_Problem to solve_.
Extract every line that contains the word "牢记使命".

_Supplied entries_.
>>>
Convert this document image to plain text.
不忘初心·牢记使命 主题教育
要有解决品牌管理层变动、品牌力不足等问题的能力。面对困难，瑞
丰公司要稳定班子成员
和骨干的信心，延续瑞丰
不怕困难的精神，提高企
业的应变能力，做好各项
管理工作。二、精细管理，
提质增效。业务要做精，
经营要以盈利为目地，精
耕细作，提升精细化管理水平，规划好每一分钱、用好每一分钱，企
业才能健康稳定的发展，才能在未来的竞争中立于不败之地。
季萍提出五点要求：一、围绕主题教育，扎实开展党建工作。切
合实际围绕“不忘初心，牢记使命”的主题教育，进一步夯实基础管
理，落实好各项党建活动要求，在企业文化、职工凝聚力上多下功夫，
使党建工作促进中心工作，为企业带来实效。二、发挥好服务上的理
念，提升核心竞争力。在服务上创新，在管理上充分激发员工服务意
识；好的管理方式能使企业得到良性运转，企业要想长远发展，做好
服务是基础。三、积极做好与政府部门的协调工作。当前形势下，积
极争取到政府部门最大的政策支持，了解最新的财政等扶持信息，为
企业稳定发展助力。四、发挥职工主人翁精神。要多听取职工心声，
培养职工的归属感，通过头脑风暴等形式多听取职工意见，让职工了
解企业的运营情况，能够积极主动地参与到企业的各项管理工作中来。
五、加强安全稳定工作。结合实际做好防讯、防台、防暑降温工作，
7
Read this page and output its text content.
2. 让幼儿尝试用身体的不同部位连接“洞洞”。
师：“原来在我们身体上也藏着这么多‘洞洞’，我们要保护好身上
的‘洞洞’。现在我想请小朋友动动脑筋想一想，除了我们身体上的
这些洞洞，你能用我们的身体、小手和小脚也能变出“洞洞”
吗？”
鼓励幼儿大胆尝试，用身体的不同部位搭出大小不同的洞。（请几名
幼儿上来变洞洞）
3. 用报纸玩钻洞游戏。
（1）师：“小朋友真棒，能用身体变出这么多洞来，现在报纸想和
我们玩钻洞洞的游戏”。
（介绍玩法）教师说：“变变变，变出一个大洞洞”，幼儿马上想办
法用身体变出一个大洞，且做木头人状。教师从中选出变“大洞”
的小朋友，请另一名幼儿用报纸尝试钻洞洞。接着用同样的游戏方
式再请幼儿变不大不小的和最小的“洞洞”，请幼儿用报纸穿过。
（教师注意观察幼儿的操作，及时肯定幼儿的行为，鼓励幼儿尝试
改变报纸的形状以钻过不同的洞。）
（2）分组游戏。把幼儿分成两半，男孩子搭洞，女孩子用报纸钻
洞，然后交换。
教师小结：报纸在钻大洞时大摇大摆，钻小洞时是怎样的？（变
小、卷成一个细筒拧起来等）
<<<
_Full solution_.
不忘初心·牢记使命 主题教育
合实际围绕“不忘初心，牢记使命”的主题教育，进一步夯实基础管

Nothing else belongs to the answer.